Brief
Copy each line below exactly and leave the pictures out.

>> START Task material

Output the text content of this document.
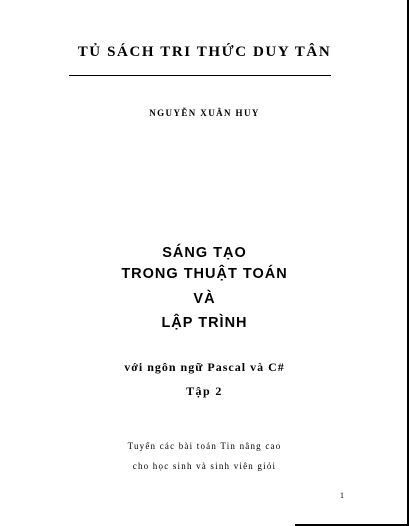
TỦ SÁCH TRI THỨC DUY TÂN
NGUYỄN XUÂN HUY
SÁNG TẠO
TRONG THUẬT TOÁN
VÀ
LẬP TRÌNH
với ngôn ngữ Pascal và C#
Tập 2
Tuyển các bài toán Tin nâng cao
cho học sinh và sinh viên giỏi
1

>> END Task material

Reply to the exercise
Output the text content of this document.
TỦ SÁCH TRI THỨC DUY TÂN
NGUYỄN XUÂN HUY
SÁNG TẠO
TRONG THUẬT TOÁN
VÀ
LẬP TRÌNH
với ngôn ngữ Pascal và C#
Tập 2
Tuyển các bài toán Tin nâng cao
cho học sinh và sinh viên giỏi
1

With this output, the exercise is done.